-------- RECORDS FOR PROCESSING
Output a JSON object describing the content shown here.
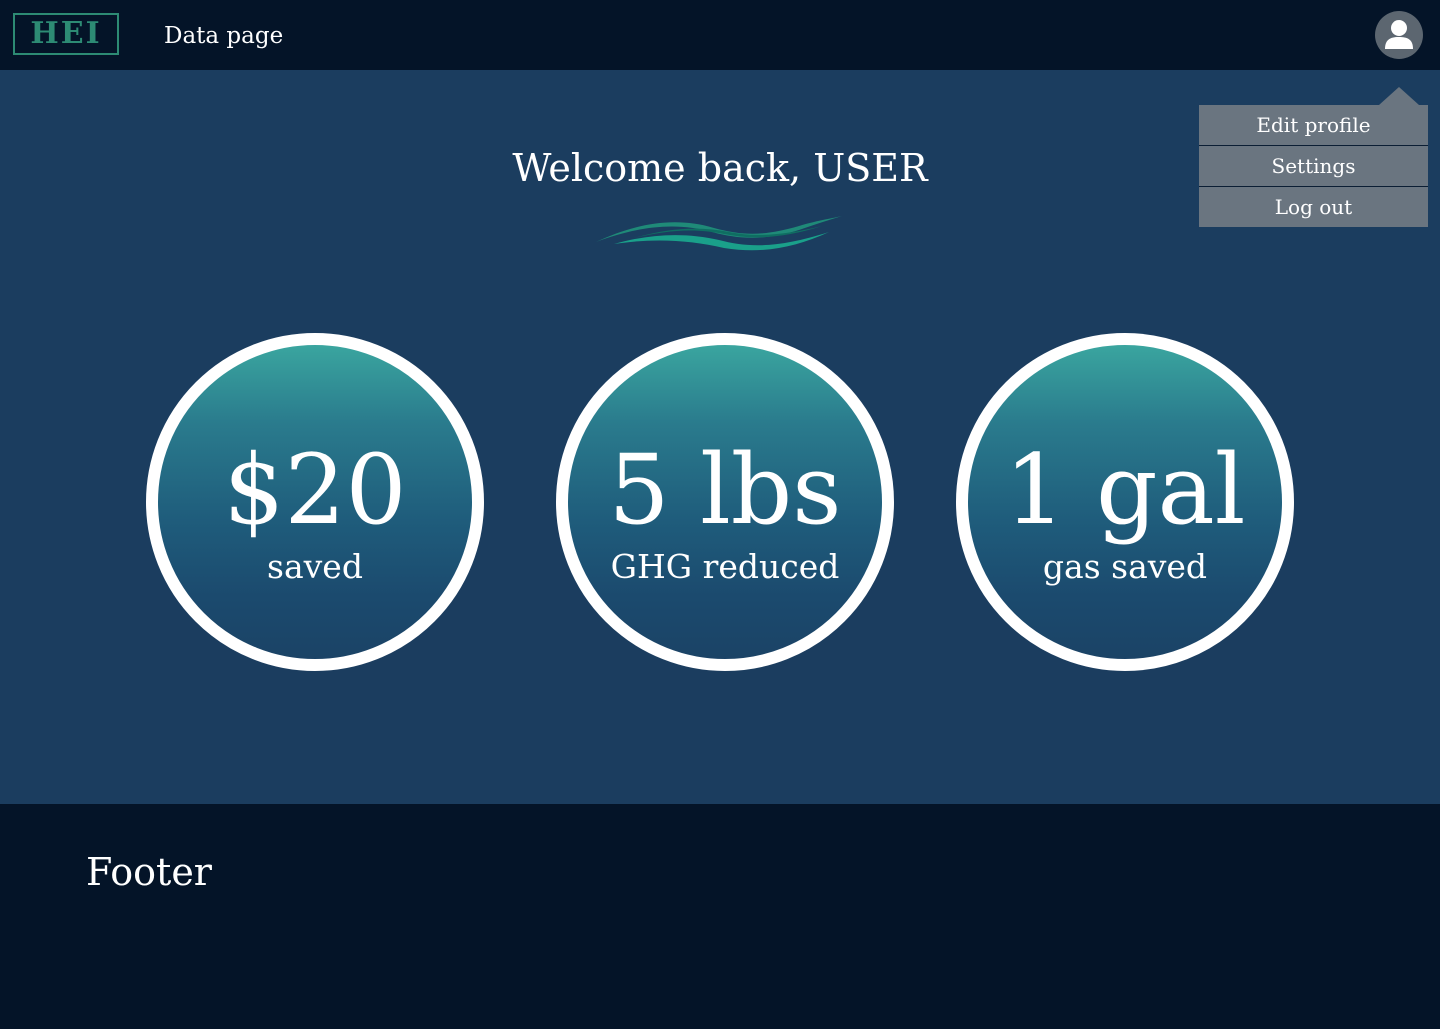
{
  "header": {
    "logo_text": "HEI",
    "page_label": "Data page",
    "avatar_icon": "user-avatar-icon"
  },
  "main": {
    "welcome": "Welcome back, USER",
    "stats": [
      {
        "value": "$20",
        "label": "saved"
      },
      {
        "value": "5 lbs",
        "label": "GHG reduced"
      },
      {
        "value": "1 gal",
        "label": "gas saved"
      }
    ]
  },
  "user_menu": {
    "items": [
      {
        "label": "Edit profile"
      },
      {
        "label": "Settings"
      },
      {
        "label": "Log out"
      }
    ]
  },
  "footer": {
    "title": "Footer"
  },
  "colors": {
    "header_bg": "#041428",
    "main_bg": "#1b3d5f",
    "accent_teal": "#2d8b74",
    "circle_top": "#3aa59f",
    "circle_bottom": "#1b4366",
    "menu_bg": "#6a7580"
  }
}
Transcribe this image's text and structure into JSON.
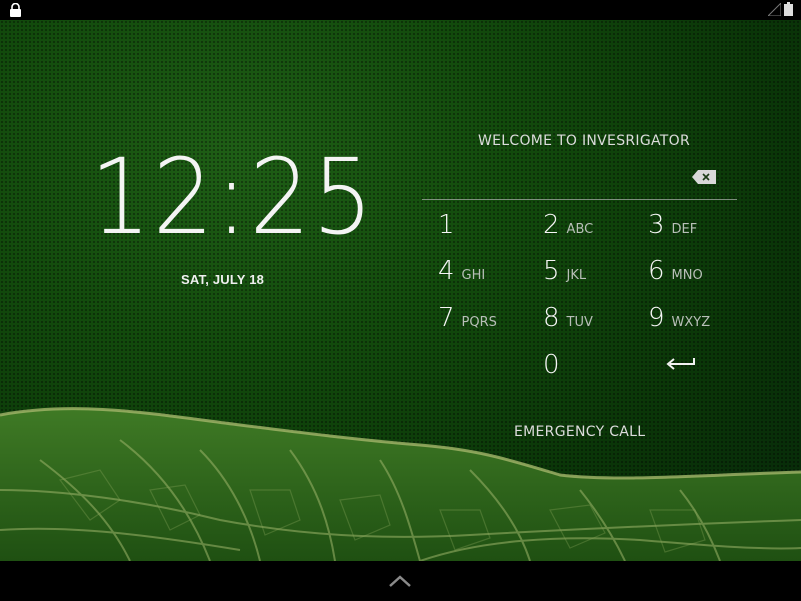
{
  "status_bar": {
    "left_icon": "lock-icon",
    "right_icons": [
      "signal-icon",
      "battery-icon"
    ]
  },
  "lockscreen": {
    "time": "12:25",
    "date": "SAT, JULY 18",
    "welcome": "WELCOME TO INVESRIGATOR",
    "pin_value": "",
    "emergency_label": "EMERGENCY CALL"
  },
  "keypad": {
    "k1": {
      "digit": "1",
      "letters": ""
    },
    "k2": {
      "digit": "2",
      "letters": "ABC"
    },
    "k3": {
      "digit": "3",
      "letters": "DEF"
    },
    "k4": {
      "digit": "4",
      "letters": "GHI"
    },
    "k5": {
      "digit": "5",
      "letters": "JKL"
    },
    "k6": {
      "digit": "6",
      "letters": "MNO"
    },
    "k7": {
      "digit": "7",
      "letters": "PQRS"
    },
    "k8": {
      "digit": "8",
      "letters": "TUV"
    },
    "k9": {
      "digit": "9",
      "letters": "WXYZ"
    },
    "k0": {
      "digit": "0",
      "letters": ""
    }
  },
  "icons": {
    "backspace": "backspace-icon",
    "enter": "enter-arrow-icon",
    "nav": "chevron-up-icon"
  },
  "colors": {
    "wallpaper_green": "#124a0c",
    "status_bar": "#000000",
    "text": "#f4f4f4"
  }
}
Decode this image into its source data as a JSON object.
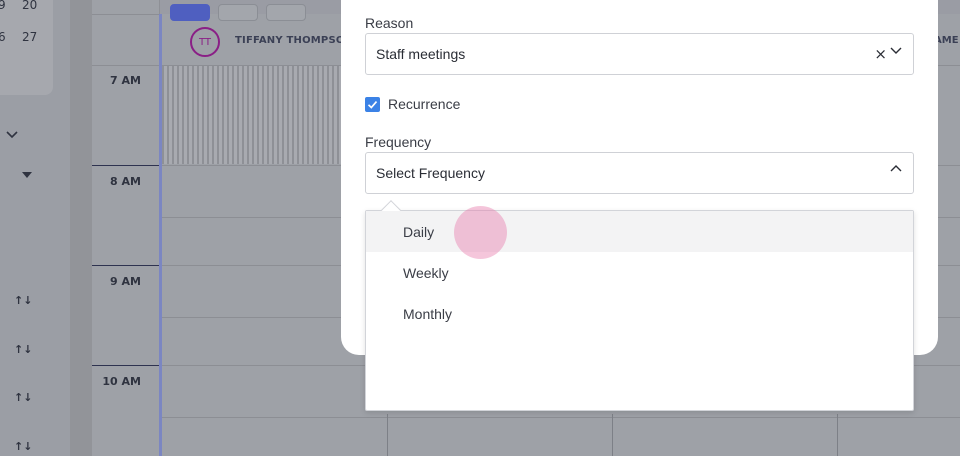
{
  "mini_calendar": {
    "row1": [
      "9",
      "20"
    ],
    "row2": [
      "6",
      "27"
    ]
  },
  "schedule": {
    "times": [
      "7 AM",
      "8 AM",
      "9 AM",
      "10 AM"
    ],
    "provider": {
      "initials": "TT",
      "name": "TIFFANY THOMPSO",
      "name_cut": "AME"
    }
  },
  "modal": {
    "reason": {
      "label": "Reason",
      "value": "Staff meetings"
    },
    "recurrence": {
      "label": "Recurrence",
      "checked": true
    },
    "frequency": {
      "label": "Frequency",
      "placeholder": "Select Frequency"
    }
  },
  "dropdown": {
    "options": [
      "Daily",
      "Weekly",
      "Monthly"
    ],
    "hovered": "Daily"
  },
  "colors": {
    "accent": "#3b82e6",
    "avatar": "#8a1f86",
    "ripple": "#e878aa"
  }
}
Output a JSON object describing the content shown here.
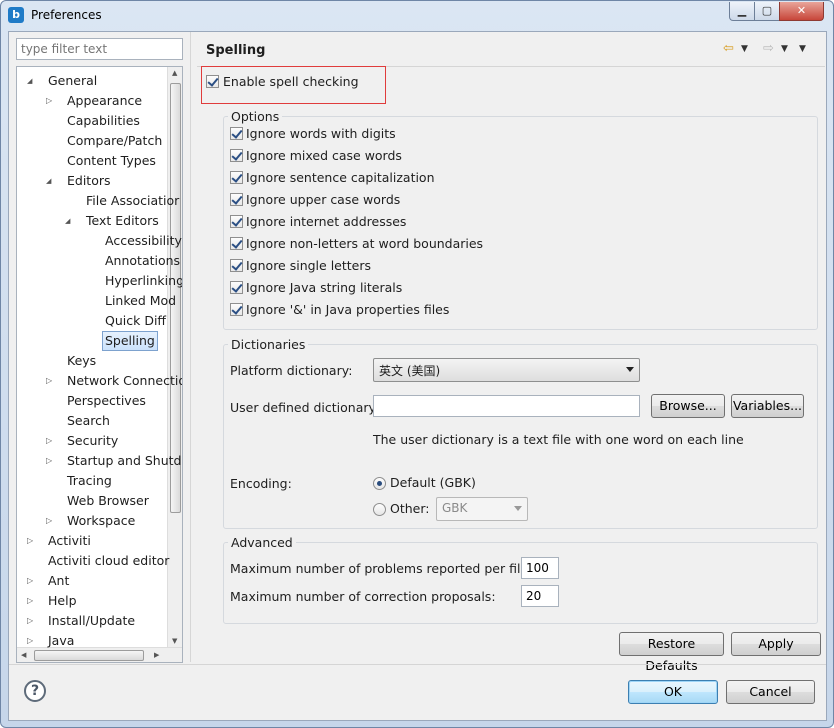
{
  "window": {
    "title": "Preferences"
  },
  "filter": {
    "placeholder": "type filter text"
  },
  "tree": [
    {
      "label": "General",
      "level": 0,
      "twisty": "open"
    },
    {
      "label": "Appearance",
      "level": 1,
      "twisty": "closed"
    },
    {
      "label": "Capabilities",
      "level": 1,
      "twisty": "none"
    },
    {
      "label": "Compare/Patch",
      "level": 1,
      "twisty": "none"
    },
    {
      "label": "Content Types",
      "level": 1,
      "twisty": "none"
    },
    {
      "label": "Editors",
      "level": 1,
      "twisty": "open"
    },
    {
      "label": "File Associatior",
      "level": 2,
      "twisty": "none"
    },
    {
      "label": "Text Editors",
      "level": 2,
      "twisty": "open"
    },
    {
      "label": "Accessibility",
      "level": 3,
      "twisty": "none"
    },
    {
      "label": "Annotations",
      "level": 3,
      "twisty": "none"
    },
    {
      "label": "Hyperlinking",
      "level": 3,
      "twisty": "none"
    },
    {
      "label": "Linked Mod",
      "level": 3,
      "twisty": "none"
    },
    {
      "label": "Quick Diff",
      "level": 3,
      "twisty": "none"
    },
    {
      "label": "Spelling",
      "level": 3,
      "twisty": "none",
      "selected": true
    },
    {
      "label": "Keys",
      "level": 1,
      "twisty": "none"
    },
    {
      "label": "Network Connectio",
      "level": 1,
      "twisty": "closed"
    },
    {
      "label": "Perspectives",
      "level": 1,
      "twisty": "none"
    },
    {
      "label": "Search",
      "level": 1,
      "twisty": "none"
    },
    {
      "label": "Security",
      "level": 1,
      "twisty": "closed"
    },
    {
      "label": "Startup and Shutd",
      "level": 1,
      "twisty": "closed"
    },
    {
      "label": "Tracing",
      "level": 1,
      "twisty": "none"
    },
    {
      "label": "Web Browser",
      "level": 1,
      "twisty": "none"
    },
    {
      "label": "Workspace",
      "level": 1,
      "twisty": "closed"
    },
    {
      "label": "Activiti",
      "level": 0,
      "twisty": "closed"
    },
    {
      "label": "Activiti cloud editor",
      "level": 0,
      "twisty": "none"
    },
    {
      "label": "Ant",
      "level": 0,
      "twisty": "closed"
    },
    {
      "label": "Help",
      "level": 0,
      "twisty": "closed"
    },
    {
      "label": "Install/Update",
      "level": 0,
      "twisty": "closed"
    },
    {
      "label": "Java",
      "level": 0,
      "twisty": "closed"
    }
  ],
  "page": {
    "title": "Spelling",
    "enable_label": "Enable spell checking",
    "enable_checked": true
  },
  "options": {
    "title": "Options",
    "items": [
      {
        "label": "Ignore words with digits",
        "checked": true
      },
      {
        "label": "Ignore mixed case words",
        "checked": true
      },
      {
        "label": "Ignore sentence capitalization",
        "checked": true
      },
      {
        "label": "Ignore upper case words",
        "checked": true
      },
      {
        "label": "Ignore internet addresses",
        "checked": true
      },
      {
        "label": "Ignore non-letters at word boundaries",
        "checked": true
      },
      {
        "label": "Ignore single letters",
        "checked": true
      },
      {
        "label": "Ignore Java string literals",
        "checked": true
      },
      {
        "label": "Ignore '&' in Java properties files",
        "checked": true
      }
    ]
  },
  "dictionaries": {
    "title": "Dictionaries",
    "platform_label": "Platform dictionary:",
    "platform_value": "英文 (美国)",
    "user_label": "User defined dictionary:",
    "user_value": "",
    "browse_label": "Browse...",
    "variables_label": "Variables...",
    "hint": "The user dictionary is a text file with one word on each line",
    "encoding_label": "Encoding:",
    "default_label": "Default (GBK)",
    "other_label": "Other:",
    "other_value": "GBK"
  },
  "advanced": {
    "title": "Advanced",
    "max_problems_label": "Maximum number of problems reported per file:",
    "max_problems_value": "100",
    "max_proposals_label": "Maximum number of correction proposals:",
    "max_proposals_value": "20"
  },
  "buttons": {
    "restore": "Restore Defaults",
    "apply": "Apply",
    "ok": "OK",
    "cancel": "Cancel"
  }
}
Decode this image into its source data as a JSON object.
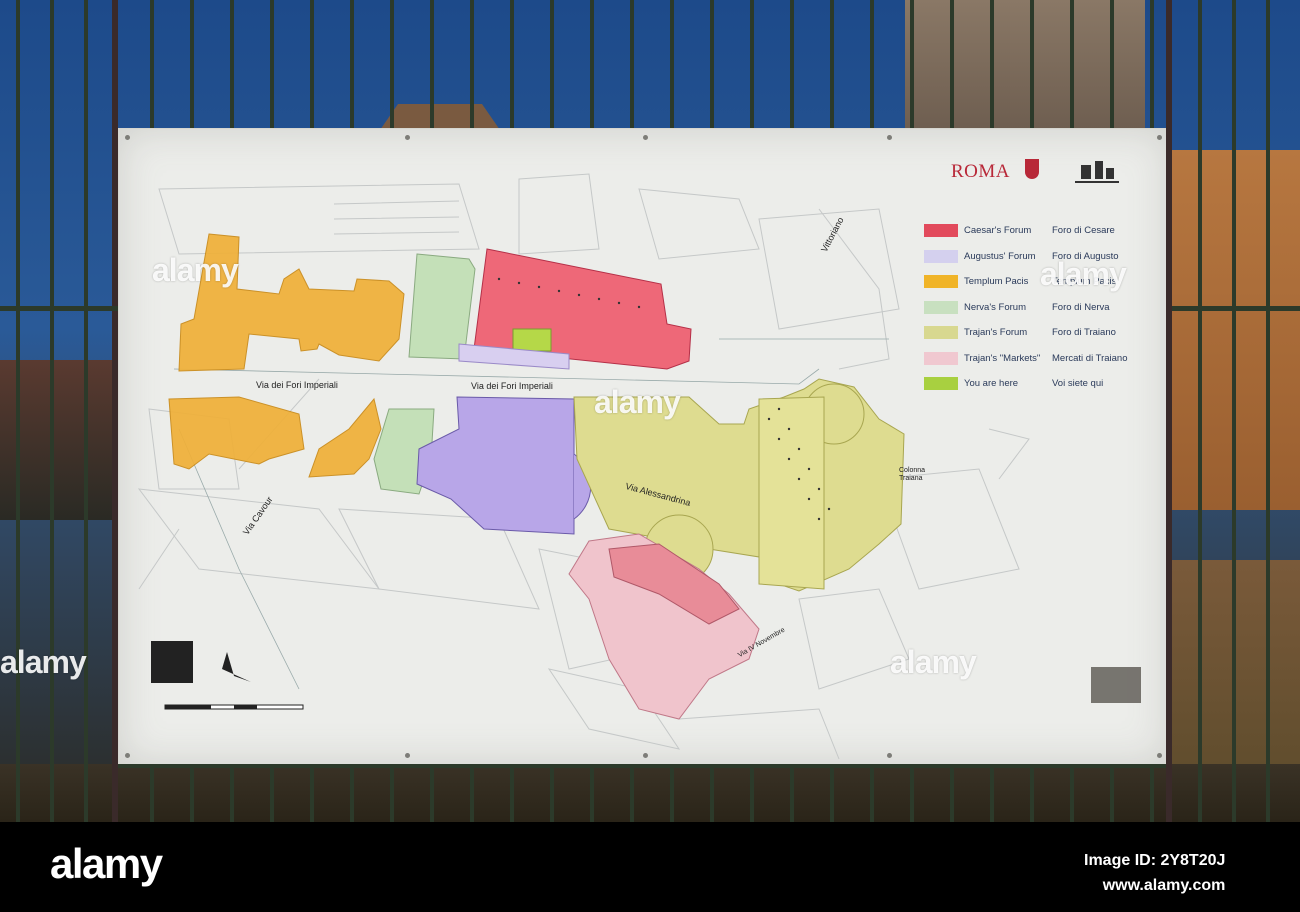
{
  "sign": {
    "brand": "ROMA",
    "legend": [
      {
        "en": "Caesar's Forum",
        "it": "Foro di Cesare",
        "color": "#e24a5c"
      },
      {
        "en": "Augustus' Forum",
        "it": "Foro di Augusto",
        "color": "#d4d0ee"
      },
      {
        "en": "Templum Pacis",
        "it": "Templum Pacis",
        "color": "#f0b428"
      },
      {
        "en": "Nerva's Forum",
        "it": "Foro di Nerva",
        "color": "#c8e0c0"
      },
      {
        "en": "Trajan's Forum",
        "it": "Foro di Traiano",
        "color": "#d8d890"
      },
      {
        "en": "Trajan's \"Markets\"",
        "it": "Mercati di Traiano",
        "color": "#f0c8d0"
      },
      {
        "en": "You are here",
        "it": "Voi siete qui",
        "color": "#a8d040"
      }
    ],
    "streets": {
      "vittoriano": "Vittoriano",
      "fori_left": "Via dei Fori Imperiali",
      "fori_mid": "Via dei Fori Imperiali",
      "alessandrina": "Via Alessandrina",
      "cavour": "Via Cavour",
      "colonna": "Colonna Traiana",
      "novembre": "Via IV Novembre"
    }
  },
  "watermark": "alamy",
  "footer": {
    "logo": "alamy",
    "image_id": "Image ID: 2Y8T20J",
    "site": "www.alamy.com"
  }
}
----------------
• SHORT PROBLEM: Look through the records and gather each line with the word "placeholder".

• PROBLEM SOLUTION:
      "placeholder": "Select Frequency"
    "placeholder": "type filter text"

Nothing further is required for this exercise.